DIRECTIONS FOR THIS TASK: Pictures aside, repeat every entry exactly.

── MATERIALS PROVIDED

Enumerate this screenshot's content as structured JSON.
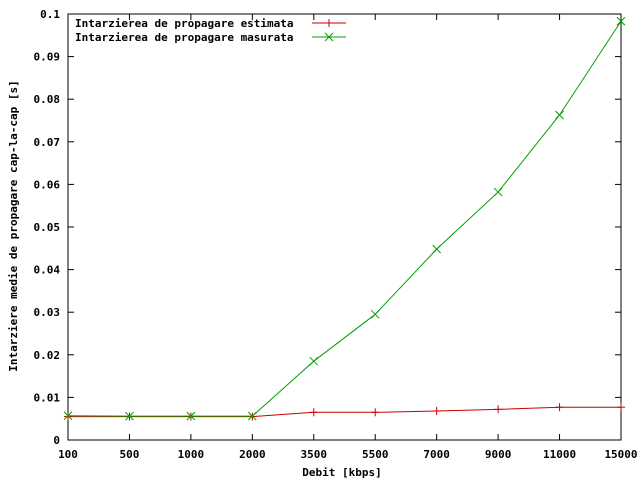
{
  "chart_data": {
    "type": "line",
    "title": "",
    "xlabel": "Debit [kbps]",
    "ylabel": "Intarziere medie de propagare cap-la-cap [s]",
    "categories": [
      "100",
      "500",
      "1000",
      "2000",
      "3500",
      "5500",
      "7000",
      "9000",
      "11000",
      "15000"
    ],
    "y_ticks": [
      "0",
      "0.01",
      "0.02",
      "0.03",
      "0.04",
      "0.05",
      "0.06",
      "0.07",
      "0.08",
      "0.09",
      "0.1"
    ],
    "ylim": [
      0,
      0.1
    ],
    "grid": false,
    "legend_position": "top-left",
    "series": [
      {
        "name": "Intarzierea de propagare estimata",
        "color": "#cc0000",
        "marker": "plus",
        "values": [
          0.0055,
          0.0055,
          0.0055,
          0.0055,
          0.0065,
          0.0065,
          0.0068,
          0.0072,
          0.0077,
          0.0077
        ]
      },
      {
        "name": "Intarzierea de propagare masurata",
        "color": "#00a000",
        "marker": "cross",
        "values": [
          0.0057,
          0.0056,
          0.0056,
          0.0056,
          0.0185,
          0.0295,
          0.0448,
          0.0582,
          0.0763,
          0.0983
        ]
      }
    ]
  }
}
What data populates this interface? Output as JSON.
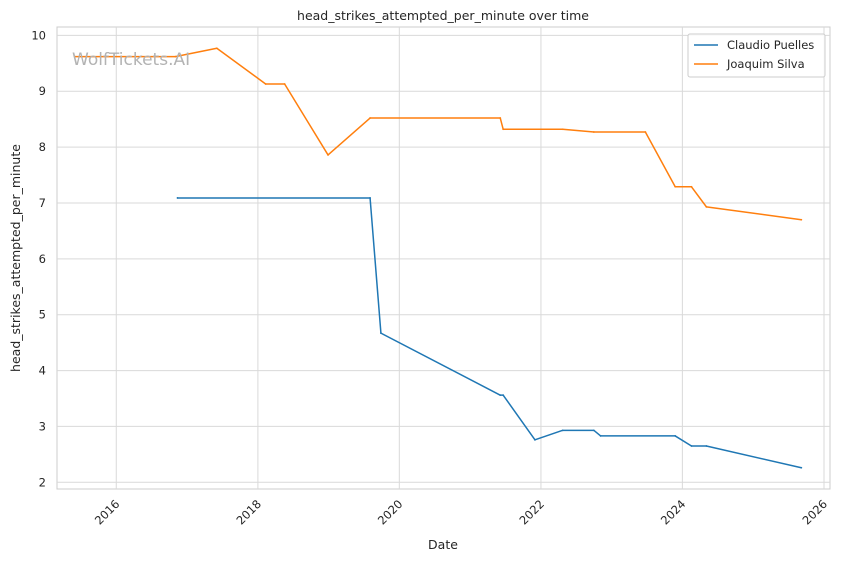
{
  "chart_data": {
    "type": "line",
    "title": "head_strikes_attempted_per_minute over time",
    "xlabel": "Date",
    "ylabel": "head_strikes_attempted_per_minute",
    "watermark": "WolfTickets.AI",
    "xlim": [
      "2015-03-01",
      "2026-02-01"
    ],
    "ylim": [
      1.88,
      10.15
    ],
    "x_ticks": [
      "2016",
      "2018",
      "2020",
      "2022",
      "2024",
      "2026"
    ],
    "y_ticks": [
      "2",
      "3",
      "4",
      "5",
      "6",
      "7",
      "8",
      "9",
      "10"
    ],
    "grid": true,
    "legend_position": "top-right",
    "series": [
      {
        "name": "Claudio Puelles",
        "color": "#1f77b4",
        "points": [
          [
            "2016-11-12",
            7.09
          ],
          [
            "2019-08-03",
            7.09
          ],
          [
            "2019-09-28",
            4.67
          ],
          [
            "2021-06-05",
            3.56
          ],
          [
            "2021-06-20",
            3.56
          ],
          [
            "2021-12-01",
            2.76
          ],
          [
            "2022-04-23",
            2.93
          ],
          [
            "2022-10-01",
            2.93
          ],
          [
            "2022-11-05",
            2.83
          ],
          [
            "2023-11-25",
            2.83
          ],
          [
            "2024-02-17",
            2.65
          ],
          [
            "2024-05-04",
            2.65
          ],
          [
            "2025-09-06",
            2.26
          ]
        ]
      },
      {
        "name": "Joaquim Silva",
        "color": "#ff7f0e",
        "points": [
          [
            "2015-06-01",
            9.62
          ],
          [
            "2016-11-01",
            9.62
          ],
          [
            "2017-06-03",
            9.77
          ],
          [
            "2018-02-10",
            9.13
          ],
          [
            "2018-05-19",
            9.13
          ],
          [
            "2018-12-29",
            7.86
          ],
          [
            "2019-08-03",
            8.52
          ],
          [
            "2021-06-05",
            8.52
          ],
          [
            "2021-06-20",
            8.32
          ],
          [
            "2022-04-23",
            8.32
          ],
          [
            "2022-10-01",
            8.27
          ],
          [
            "2023-06-24",
            8.27
          ],
          [
            "2023-11-25",
            7.29
          ],
          [
            "2024-02-17",
            7.29
          ],
          [
            "2024-05-04",
            6.93
          ],
          [
            "2025-09-06",
            6.7
          ]
        ]
      }
    ]
  }
}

────

OUTPUT FOR THIS EXERCISE:
Enumerate this screenshot's content as structured JSON.
{
  "chart_data": {
    "type": "line",
    "title": "",
    "xlabel": "Debit [kbps]",
    "ylabel": "Intarziere medie de propagare cap-la-cap [s]",
    "categories": [
      "100",
      "500",
      "1000",
      "2000",
      "3500",
      "5500",
      "7000",
      "9000",
      "11000",
      "15000"
    ],
    "y_ticks": [
      "0",
      "0.01",
      "0.02",
      "0.03",
      "0.04",
      "0.05",
      "0.06",
      "0.07",
      "0.08",
      "0.09",
      "0.1"
    ],
    "ylim": [
      0,
      0.1
    ],
    "grid": false,
    "legend_position": "top-left",
    "series": [
      {
        "name": "Intarzierea de propagare estimata",
        "color": "#cc0000",
        "marker": "plus",
        "values": [
          0.0055,
          0.0055,
          0.0055,
          0.0055,
          0.0065,
          0.0065,
          0.0068,
          0.0072,
          0.0077,
          0.0077
        ]
      },
      {
        "name": "Intarzierea de propagare masurata",
        "color": "#00a000",
        "marker": "cross",
        "values": [
          0.0057,
          0.0056,
          0.0056,
          0.0056,
          0.0185,
          0.0295,
          0.0448,
          0.0582,
          0.0763,
          0.0983
        ]
      }
    ]
  }
}
What data populates this interface? Output as JSON.
{
  "chart_data": {
    "type": "line",
    "title": "head_strikes_attempted_per_minute over time",
    "xlabel": "Date",
    "ylabel": "head_strikes_attempted_per_minute",
    "watermark": "WolfTickets.AI",
    "xlim": [
      "2015-03-01",
      "2026-02-01"
    ],
    "ylim": [
      1.88,
      10.15
    ],
    "x_ticks": [
      "2016",
      "2018",
      "2020",
      "2022",
      "2024",
      "2026"
    ],
    "y_ticks": [
      "2",
      "3",
      "4",
      "5",
      "6",
      "7",
      "8",
      "9",
      "10"
    ],
    "grid": true,
    "legend_position": "top-right",
    "series": [
      {
        "name": "Claudio Puelles",
        "color": "#1f77b4",
        "points": [
          [
            "2016-11-12",
            7.09
          ],
          [
            "2019-08-03",
            7.09
          ],
          [
            "2019-09-28",
            4.67
          ],
          [
            "2021-06-05",
            3.56
          ],
          [
            "2021-06-20",
            3.56
          ],
          [
            "2021-12-01",
            2.76
          ],
          [
            "2022-04-23",
            2.93
          ],
          [
            "2022-10-01",
            2.93
          ],
          [
            "2022-11-05",
            2.83
          ],
          [
            "2023-11-25",
            2.83
          ],
          [
            "2024-02-17",
            2.65
          ],
          [
            "2024-05-04",
            2.65
          ],
          [
            "2025-09-06",
            2.26
          ]
        ]
      },
      {
        "name": "Joaquim Silva",
        "color": "#ff7f0e",
        "points": [
          [
            "2015-06-01",
            9.62
          ],
          [
            "2016-11-01",
            9.62
          ],
          [
            "2017-06-03",
            9.77
          ],
          [
            "2018-02-10",
            9.13
          ],
          [
            "2018-05-19",
            9.13
          ],
          [
            "2018-12-29",
            7.86
          ],
          [
            "2019-08-03",
            8.52
          ],
          [
            "2021-06-05",
            8.52
          ],
          [
            "2021-06-20",
            8.32
          ],
          [
            "2022-04-23",
            8.32
          ],
          [
            "2022-10-01",
            8.27
          ],
          [
            "2023-06-24",
            8.27
          ],
          [
            "2023-11-25",
            7.29
          ],
          [
            "2024-02-17",
            7.29
          ],
          [
            "2024-05-04",
            6.93
          ],
          [
            "2025-09-06",
            6.7
          ]
        ]
      }
    ]
  }
}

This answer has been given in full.